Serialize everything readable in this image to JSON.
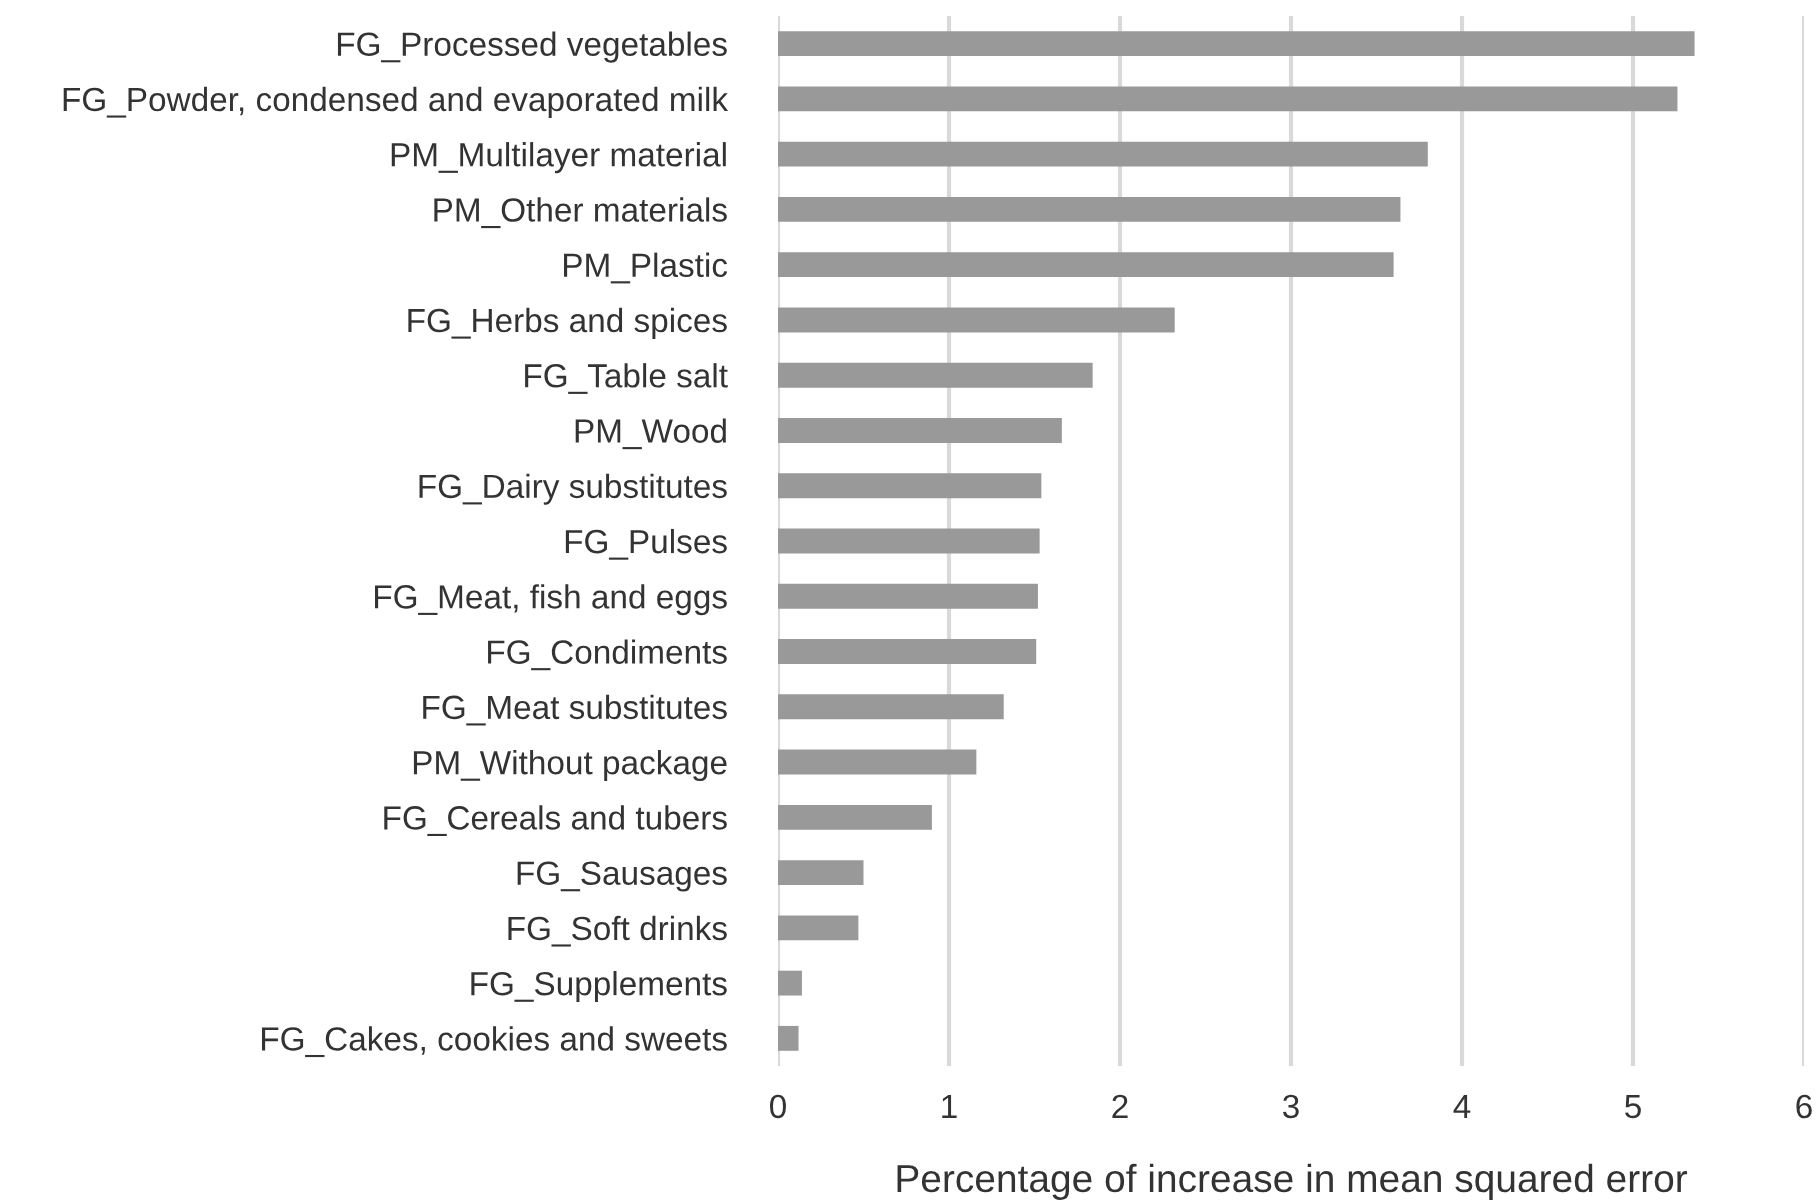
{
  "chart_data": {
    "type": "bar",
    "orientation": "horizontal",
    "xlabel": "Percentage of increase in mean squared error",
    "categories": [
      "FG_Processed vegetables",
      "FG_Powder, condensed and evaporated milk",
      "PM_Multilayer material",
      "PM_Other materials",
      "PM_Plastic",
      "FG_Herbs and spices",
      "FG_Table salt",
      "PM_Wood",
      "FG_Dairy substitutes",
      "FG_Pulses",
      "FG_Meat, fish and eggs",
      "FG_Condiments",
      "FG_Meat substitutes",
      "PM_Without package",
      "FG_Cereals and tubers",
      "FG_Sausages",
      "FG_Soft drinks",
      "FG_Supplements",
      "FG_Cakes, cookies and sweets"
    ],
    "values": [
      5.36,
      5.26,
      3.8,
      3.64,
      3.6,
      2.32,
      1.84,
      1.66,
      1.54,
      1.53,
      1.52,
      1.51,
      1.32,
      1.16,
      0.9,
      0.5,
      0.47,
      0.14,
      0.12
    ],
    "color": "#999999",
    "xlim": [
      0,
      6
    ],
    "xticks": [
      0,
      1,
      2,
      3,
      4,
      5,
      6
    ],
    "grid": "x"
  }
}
----
• What is asked
State how many lines of the listing include "substitutes", and nothing more.

• In response
2